(What is required): Please reproduce, character for character, the part of the listing from the line with "Localize all elements." up to and including the line with "color-swatch[interactable] [76,421,84,430]".

(Data to use):
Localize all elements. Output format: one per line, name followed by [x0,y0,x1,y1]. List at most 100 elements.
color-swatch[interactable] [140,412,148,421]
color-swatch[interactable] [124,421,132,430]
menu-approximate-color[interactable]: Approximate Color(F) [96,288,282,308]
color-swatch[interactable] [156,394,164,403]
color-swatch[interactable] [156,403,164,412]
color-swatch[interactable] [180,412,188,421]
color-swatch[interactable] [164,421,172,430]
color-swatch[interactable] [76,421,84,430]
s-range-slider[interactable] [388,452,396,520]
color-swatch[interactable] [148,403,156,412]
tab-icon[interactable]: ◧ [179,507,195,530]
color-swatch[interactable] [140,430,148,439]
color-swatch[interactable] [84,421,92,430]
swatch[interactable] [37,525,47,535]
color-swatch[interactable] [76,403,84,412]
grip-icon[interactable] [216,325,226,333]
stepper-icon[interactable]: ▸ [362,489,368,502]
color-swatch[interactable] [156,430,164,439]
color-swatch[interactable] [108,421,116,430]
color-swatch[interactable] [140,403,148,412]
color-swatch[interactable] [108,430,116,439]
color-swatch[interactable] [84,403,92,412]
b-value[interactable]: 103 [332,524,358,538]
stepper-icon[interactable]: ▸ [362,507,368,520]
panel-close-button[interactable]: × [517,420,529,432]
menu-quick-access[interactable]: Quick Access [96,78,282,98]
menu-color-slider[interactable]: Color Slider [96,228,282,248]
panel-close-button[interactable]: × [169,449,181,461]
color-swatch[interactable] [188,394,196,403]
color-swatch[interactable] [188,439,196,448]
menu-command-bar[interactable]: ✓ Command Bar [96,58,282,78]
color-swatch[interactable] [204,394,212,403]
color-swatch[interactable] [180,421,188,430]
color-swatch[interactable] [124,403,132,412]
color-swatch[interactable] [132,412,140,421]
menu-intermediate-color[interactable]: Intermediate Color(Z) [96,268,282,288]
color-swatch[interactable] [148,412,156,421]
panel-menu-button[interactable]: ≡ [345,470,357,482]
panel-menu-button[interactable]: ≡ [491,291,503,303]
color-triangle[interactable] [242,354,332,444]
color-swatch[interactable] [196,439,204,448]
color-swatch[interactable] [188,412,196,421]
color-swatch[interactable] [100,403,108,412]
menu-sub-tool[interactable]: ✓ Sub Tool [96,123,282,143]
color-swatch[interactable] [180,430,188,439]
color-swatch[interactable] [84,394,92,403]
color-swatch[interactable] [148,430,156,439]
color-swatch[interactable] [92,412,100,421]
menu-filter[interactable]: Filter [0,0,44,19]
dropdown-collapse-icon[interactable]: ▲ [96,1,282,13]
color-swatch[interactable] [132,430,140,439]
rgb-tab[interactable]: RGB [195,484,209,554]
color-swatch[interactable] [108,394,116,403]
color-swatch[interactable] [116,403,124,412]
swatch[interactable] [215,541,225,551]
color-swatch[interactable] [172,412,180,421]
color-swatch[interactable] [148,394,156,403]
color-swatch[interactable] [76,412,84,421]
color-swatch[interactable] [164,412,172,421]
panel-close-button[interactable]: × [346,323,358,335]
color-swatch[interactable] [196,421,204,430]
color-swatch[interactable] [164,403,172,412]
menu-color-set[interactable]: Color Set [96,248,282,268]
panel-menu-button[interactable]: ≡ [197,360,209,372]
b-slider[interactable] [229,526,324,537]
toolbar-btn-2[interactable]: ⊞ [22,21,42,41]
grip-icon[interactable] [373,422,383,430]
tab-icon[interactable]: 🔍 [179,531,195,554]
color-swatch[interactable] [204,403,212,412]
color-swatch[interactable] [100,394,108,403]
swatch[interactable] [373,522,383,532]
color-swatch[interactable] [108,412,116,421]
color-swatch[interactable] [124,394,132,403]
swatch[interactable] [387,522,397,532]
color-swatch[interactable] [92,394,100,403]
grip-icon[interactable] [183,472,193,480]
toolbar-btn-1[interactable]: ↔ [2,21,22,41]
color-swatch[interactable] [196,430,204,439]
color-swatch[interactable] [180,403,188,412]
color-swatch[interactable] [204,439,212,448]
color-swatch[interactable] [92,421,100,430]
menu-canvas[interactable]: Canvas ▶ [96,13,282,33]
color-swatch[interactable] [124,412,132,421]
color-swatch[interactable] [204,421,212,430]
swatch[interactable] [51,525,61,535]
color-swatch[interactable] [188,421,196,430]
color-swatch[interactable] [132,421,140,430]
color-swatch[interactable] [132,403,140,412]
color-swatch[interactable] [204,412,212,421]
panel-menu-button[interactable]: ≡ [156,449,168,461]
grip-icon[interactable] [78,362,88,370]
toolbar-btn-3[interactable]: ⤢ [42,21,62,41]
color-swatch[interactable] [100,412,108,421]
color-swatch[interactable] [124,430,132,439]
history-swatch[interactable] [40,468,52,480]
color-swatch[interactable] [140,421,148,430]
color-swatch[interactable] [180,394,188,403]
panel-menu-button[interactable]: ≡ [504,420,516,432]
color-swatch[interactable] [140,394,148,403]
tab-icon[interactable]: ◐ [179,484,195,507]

==

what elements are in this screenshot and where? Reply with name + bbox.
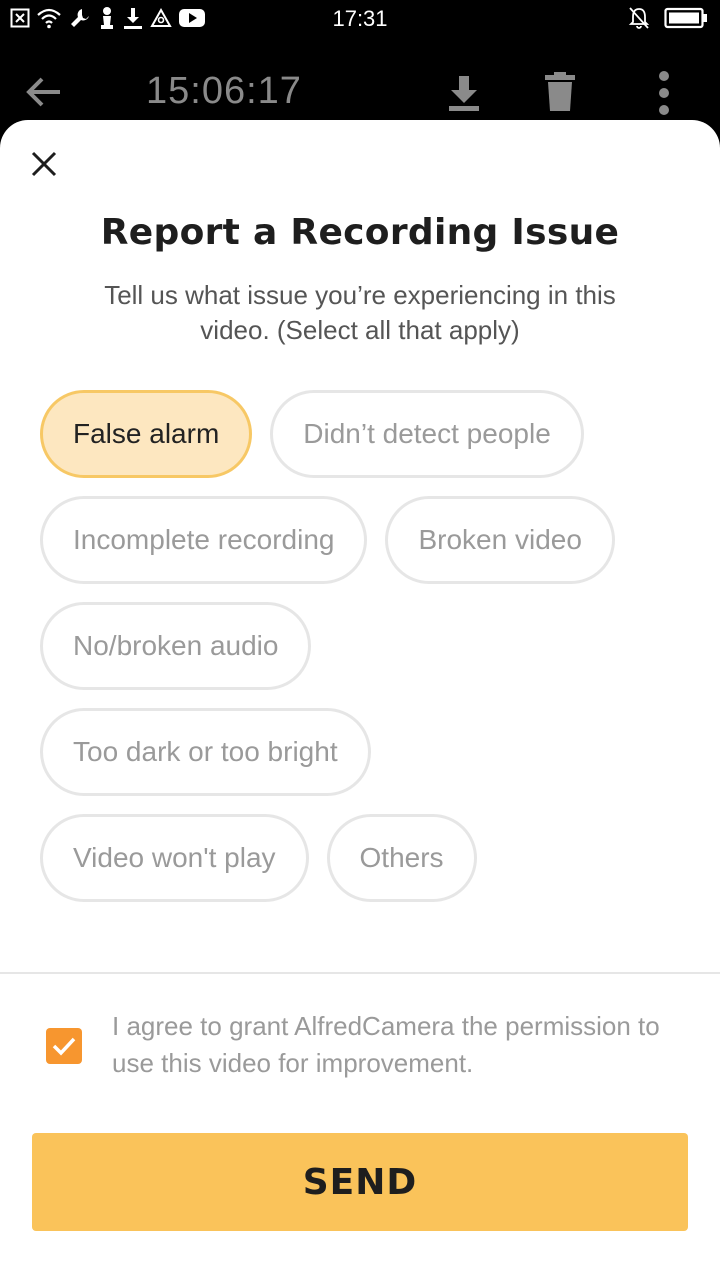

(Expected answer):
Localize all elements. Output format: one per line, name followed by [x0,y0,x1,y1]. List at most 100 elements.
color-swatch[interactable] [140,412,148,421]
color-swatch[interactable] [124,421,132,430]
menu-approximate-color[interactable]: Approximate Color(F) [96,288,282,308]
color-swatch[interactable] [156,394,164,403]
color-swatch[interactable] [156,403,164,412]
color-swatch[interactable] [180,412,188,421]
color-swatch[interactable] [164,421,172,430]
color-swatch[interactable] [76,421,84,430]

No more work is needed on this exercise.